● Work instructions:
(A) Copy the passage from the profile of Renate Haußleiter-Malluche, from "- Occupations: Physician" up to and including "German politician (1917–1994)".
(B) List every political party that the profile of Renate Haußleiter-Malluche names as one she belonged to, with the years shown for each.
━━━ Excerpted passage ━━━
- Born: Renate Münzberg 8 May 1917 Breslau, Province of Silesia, Germany
- Died: November 27, 1994 (aged 77)
- Occupations: Physician Politician
- Political party: DG 1949–1965 AUD 1965–1979 The Greens 1980–1989
- Spouse: August Haußleiter (1963)
- Children: 5

= Renate Haußleiter-Malluche =

German politician (1917–1994)

Renate Haußleiter-Malluche (8 May 1917 – 27 November 1994), began her professional career as a Germany|German pediatrician, becoming after 1945 a politician in Bavaria

As Renate Malluche she sat as a member of the Bavarian state parliament (Landtag) between 1950 and 1954, representing the German Community (DG) until 1952, and subsequently as an independent member. A fellow DG member who also sat as an independent member in the Landtag after the DG faction disintegrated in 1952 was the more than averagely colourful politician-journalist August Haußleiter, whom she married approximately ten years later.
━━━ Available data ━━━
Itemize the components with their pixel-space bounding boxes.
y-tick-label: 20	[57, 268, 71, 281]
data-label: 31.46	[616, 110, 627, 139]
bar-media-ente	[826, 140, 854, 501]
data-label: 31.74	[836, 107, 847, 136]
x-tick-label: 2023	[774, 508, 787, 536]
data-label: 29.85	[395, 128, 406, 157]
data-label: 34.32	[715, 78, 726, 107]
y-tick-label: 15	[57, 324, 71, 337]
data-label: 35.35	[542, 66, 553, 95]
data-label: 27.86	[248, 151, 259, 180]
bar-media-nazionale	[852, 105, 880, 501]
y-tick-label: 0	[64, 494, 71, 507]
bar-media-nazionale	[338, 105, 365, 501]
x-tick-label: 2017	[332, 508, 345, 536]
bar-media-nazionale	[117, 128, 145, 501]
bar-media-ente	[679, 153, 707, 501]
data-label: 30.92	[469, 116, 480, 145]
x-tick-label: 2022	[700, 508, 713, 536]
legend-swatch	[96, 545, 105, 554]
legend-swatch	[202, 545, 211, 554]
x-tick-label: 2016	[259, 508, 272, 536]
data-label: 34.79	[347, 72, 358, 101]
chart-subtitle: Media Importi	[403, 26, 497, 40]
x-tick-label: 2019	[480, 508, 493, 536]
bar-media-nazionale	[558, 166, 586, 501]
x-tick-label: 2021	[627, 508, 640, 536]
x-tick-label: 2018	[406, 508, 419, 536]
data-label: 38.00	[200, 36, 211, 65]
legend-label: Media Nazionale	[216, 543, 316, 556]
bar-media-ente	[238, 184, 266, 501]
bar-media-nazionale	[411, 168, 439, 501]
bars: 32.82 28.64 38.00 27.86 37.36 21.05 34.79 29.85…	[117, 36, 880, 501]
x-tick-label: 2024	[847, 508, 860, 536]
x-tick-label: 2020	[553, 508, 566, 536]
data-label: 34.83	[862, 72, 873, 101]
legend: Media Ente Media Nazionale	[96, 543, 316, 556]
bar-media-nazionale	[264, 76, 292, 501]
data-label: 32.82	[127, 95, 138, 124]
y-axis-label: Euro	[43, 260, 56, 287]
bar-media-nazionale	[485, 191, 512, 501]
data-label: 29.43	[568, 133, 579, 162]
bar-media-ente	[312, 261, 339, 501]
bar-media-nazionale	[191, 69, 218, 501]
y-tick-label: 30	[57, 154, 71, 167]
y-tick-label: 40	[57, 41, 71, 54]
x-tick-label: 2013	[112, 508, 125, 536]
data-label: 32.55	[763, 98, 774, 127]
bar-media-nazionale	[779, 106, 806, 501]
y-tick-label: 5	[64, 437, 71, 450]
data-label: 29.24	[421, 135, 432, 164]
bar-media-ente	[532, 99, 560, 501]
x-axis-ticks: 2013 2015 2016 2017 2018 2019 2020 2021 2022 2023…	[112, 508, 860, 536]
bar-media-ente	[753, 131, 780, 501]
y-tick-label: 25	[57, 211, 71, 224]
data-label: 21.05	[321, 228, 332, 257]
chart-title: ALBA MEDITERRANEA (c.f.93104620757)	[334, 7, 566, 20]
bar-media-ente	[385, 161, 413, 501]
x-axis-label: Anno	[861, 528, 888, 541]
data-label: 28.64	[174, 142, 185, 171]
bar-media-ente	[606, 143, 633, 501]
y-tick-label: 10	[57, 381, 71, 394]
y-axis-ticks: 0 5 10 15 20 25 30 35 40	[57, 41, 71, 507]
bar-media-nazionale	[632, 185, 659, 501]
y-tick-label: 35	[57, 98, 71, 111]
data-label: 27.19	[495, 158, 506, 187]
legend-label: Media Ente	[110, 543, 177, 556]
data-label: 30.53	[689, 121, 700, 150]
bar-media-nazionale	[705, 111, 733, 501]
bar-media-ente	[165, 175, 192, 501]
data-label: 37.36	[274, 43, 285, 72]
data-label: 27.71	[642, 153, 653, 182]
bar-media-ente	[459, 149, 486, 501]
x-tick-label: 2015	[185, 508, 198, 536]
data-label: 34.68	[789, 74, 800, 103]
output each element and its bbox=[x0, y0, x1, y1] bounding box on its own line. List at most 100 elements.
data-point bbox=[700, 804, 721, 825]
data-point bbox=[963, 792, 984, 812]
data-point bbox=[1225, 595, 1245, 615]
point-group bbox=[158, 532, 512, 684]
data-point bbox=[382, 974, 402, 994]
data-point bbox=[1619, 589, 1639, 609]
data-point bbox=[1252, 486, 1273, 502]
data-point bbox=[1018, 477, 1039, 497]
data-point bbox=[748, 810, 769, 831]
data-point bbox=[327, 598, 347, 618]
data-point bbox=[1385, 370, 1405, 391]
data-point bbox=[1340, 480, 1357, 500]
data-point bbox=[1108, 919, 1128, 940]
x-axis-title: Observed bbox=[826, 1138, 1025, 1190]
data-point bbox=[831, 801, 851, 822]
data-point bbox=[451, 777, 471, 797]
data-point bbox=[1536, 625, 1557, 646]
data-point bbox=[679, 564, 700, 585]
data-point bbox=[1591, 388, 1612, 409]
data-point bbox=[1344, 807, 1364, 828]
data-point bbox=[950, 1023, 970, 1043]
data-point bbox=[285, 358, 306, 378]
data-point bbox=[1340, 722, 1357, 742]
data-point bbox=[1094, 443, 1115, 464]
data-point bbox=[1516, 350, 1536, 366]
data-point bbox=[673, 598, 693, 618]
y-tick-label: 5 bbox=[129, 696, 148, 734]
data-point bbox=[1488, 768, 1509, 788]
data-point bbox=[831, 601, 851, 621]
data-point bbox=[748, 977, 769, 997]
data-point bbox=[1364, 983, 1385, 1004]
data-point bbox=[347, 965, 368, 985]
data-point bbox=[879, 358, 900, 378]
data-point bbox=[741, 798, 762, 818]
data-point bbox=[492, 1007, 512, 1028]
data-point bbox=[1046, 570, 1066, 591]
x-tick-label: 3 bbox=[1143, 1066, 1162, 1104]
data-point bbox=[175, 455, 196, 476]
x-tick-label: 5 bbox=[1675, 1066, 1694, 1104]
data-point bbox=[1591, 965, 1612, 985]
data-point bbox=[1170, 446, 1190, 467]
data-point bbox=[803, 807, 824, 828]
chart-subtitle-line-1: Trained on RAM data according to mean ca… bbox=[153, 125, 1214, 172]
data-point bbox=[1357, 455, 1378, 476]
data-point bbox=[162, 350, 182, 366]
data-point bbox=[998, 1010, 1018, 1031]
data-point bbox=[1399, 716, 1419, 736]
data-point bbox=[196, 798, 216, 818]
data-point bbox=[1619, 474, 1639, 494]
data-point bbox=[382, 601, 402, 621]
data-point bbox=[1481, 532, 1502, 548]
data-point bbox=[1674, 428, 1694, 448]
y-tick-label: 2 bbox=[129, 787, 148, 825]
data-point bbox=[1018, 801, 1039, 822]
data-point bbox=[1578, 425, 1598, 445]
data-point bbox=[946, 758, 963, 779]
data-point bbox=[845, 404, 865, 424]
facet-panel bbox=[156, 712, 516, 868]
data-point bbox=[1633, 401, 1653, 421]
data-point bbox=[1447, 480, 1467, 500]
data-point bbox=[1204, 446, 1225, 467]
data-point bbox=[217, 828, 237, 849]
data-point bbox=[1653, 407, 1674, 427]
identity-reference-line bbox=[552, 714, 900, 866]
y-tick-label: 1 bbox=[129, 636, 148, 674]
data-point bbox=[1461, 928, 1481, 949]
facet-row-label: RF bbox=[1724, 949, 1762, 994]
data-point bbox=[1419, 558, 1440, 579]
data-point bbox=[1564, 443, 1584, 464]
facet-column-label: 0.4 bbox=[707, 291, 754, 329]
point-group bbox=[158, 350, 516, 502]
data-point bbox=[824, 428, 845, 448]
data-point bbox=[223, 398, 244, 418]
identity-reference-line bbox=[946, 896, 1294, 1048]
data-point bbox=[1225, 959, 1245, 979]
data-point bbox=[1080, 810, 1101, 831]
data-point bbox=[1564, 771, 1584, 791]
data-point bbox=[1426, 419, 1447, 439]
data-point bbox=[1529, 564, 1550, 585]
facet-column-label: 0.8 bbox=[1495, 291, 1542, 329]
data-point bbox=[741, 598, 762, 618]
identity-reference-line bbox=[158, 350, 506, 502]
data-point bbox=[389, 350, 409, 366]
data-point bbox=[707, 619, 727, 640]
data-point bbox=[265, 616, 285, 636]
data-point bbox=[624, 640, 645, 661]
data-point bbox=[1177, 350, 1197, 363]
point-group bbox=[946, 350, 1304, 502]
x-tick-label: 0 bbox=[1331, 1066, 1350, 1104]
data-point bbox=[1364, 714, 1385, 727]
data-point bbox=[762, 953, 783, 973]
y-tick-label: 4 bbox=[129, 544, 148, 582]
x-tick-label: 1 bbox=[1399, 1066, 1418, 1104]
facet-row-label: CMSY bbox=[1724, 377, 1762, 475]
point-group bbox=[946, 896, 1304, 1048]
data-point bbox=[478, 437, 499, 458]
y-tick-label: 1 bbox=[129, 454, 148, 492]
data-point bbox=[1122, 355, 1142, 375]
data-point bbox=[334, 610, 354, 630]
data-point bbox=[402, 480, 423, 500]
━━━
● Responses by task:
(A)
- Occupations: Physician Politician
- Political party: DG 1949–1965 AUD 1965–1979 The Greens 1980–1989
- Spouse: August Haußleiter (1963)
- Children: 5

= Renate Haußleiter-Malluche =

German politician (1917–1994)

(B)
- DG (German Community), 1949–1965
- AUD, 1965–1979
- The Greens, 1980–1989